§ **Work instructions**:
Please decide whether each statement agrees with the mailing list message below, answering yes or no and quoting the deciding words: 1. Dennis Freise has seven Realtek 8139 cards in use. 2. The message from Ciaran McCreesh was sent on a Friday. 3. Tom Veldhouse enjoys topposting.

[BEGIN Text passage]

2004-01-15 Thread Thomas T. Veldhouse
Or course, nowadays, most everybody is using this on a machine better than
an overmuscled 400MHz P2 cpu :)

Tom Veldhouse
PS.  I hate topposting, but OE and these attachments forbid me to do
otherwise.

- Original Message -
From: Ciaran McCreesh [EMAIL PROTECTED]
To: [EMAIL PROTECTED]
Sent: Thursday, January 15, 2004 9:54 AM
Subject: Re: [gentoo-user] Buying a new NIC

On Thu, 15 Jan 2004 16:07:16 +0100 Dennis Freise
[EMAIL PROTECTED] wrote:
| I have seven realtek 8139 cards in use here and never encountered a
| single problem with them. Performance is also okay.

[END Text passage]
[BEGIN Recorded information]

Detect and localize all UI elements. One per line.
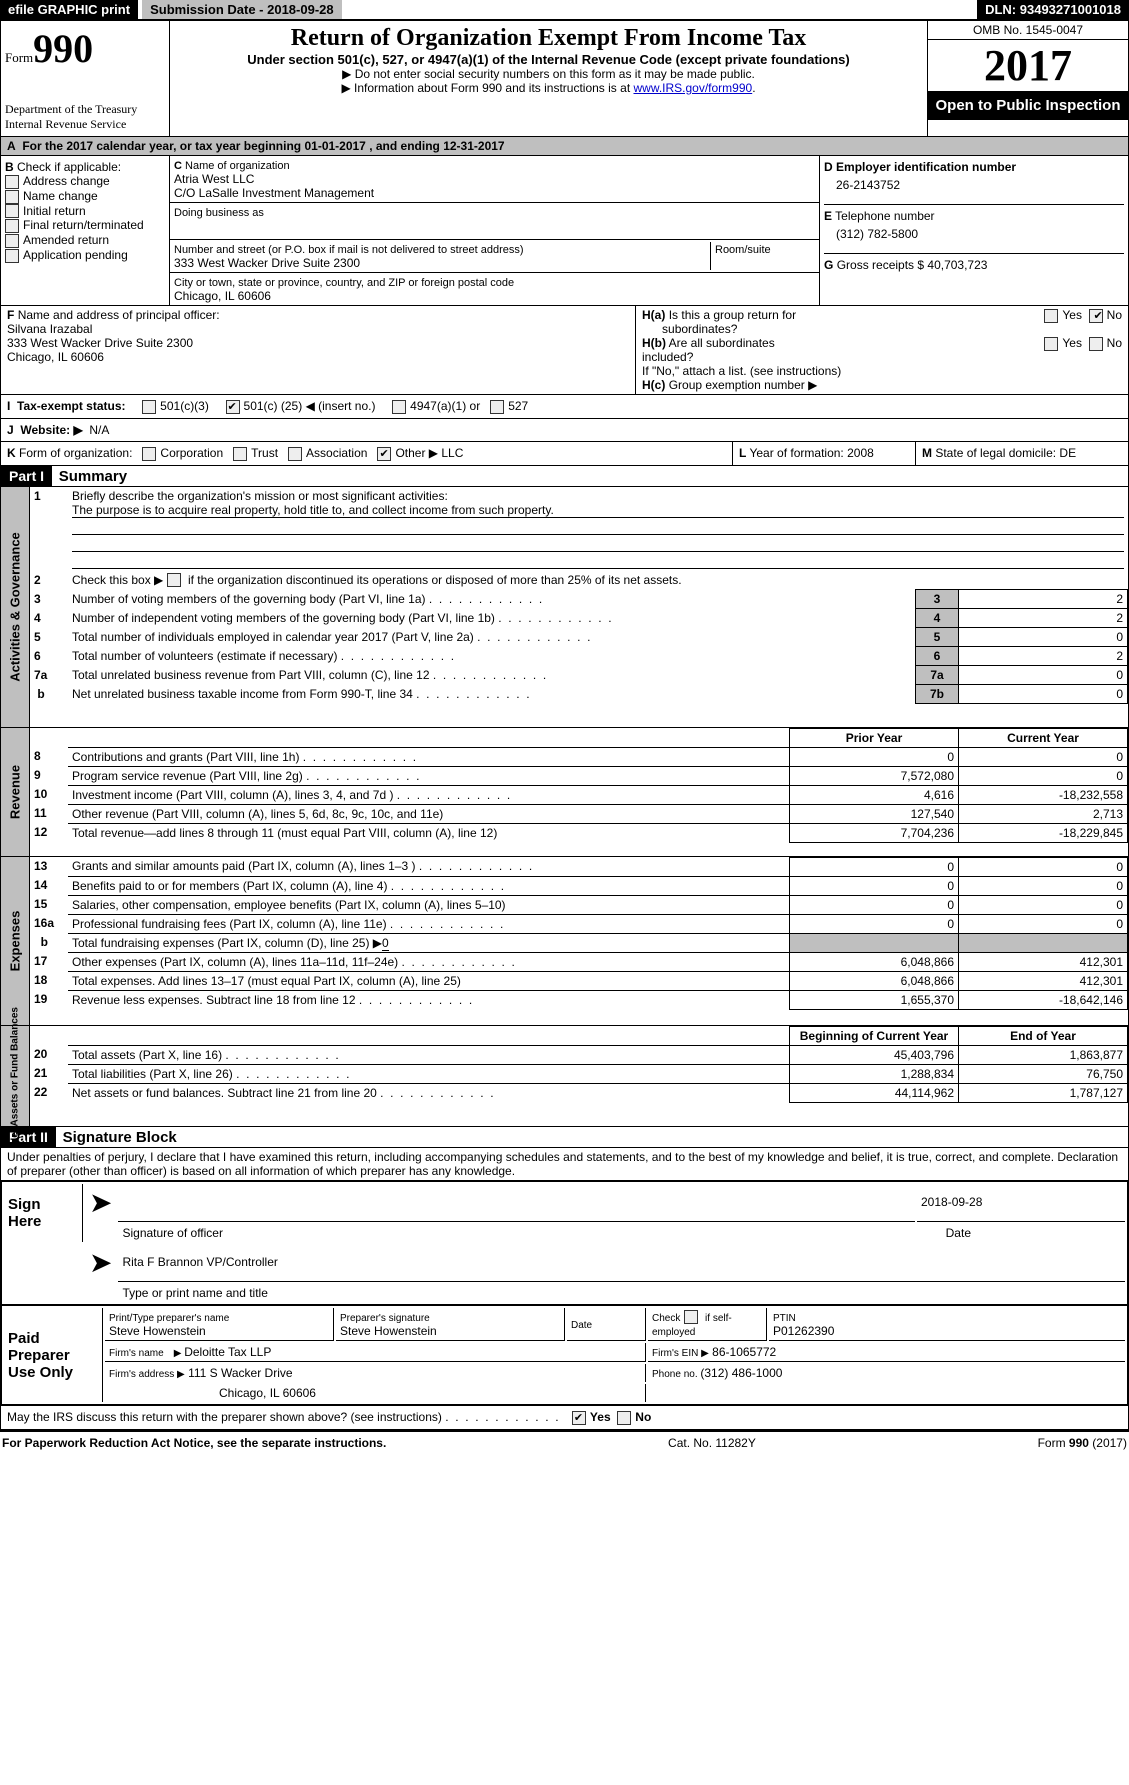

[END Recorded information]

§ **Reply**:
1. Yes: "I have seven realtek 8139 cards in use here"
2. No: "Sent: Thursday, January 15, 2004 9:54 AM"
3. No: "I hate topposting"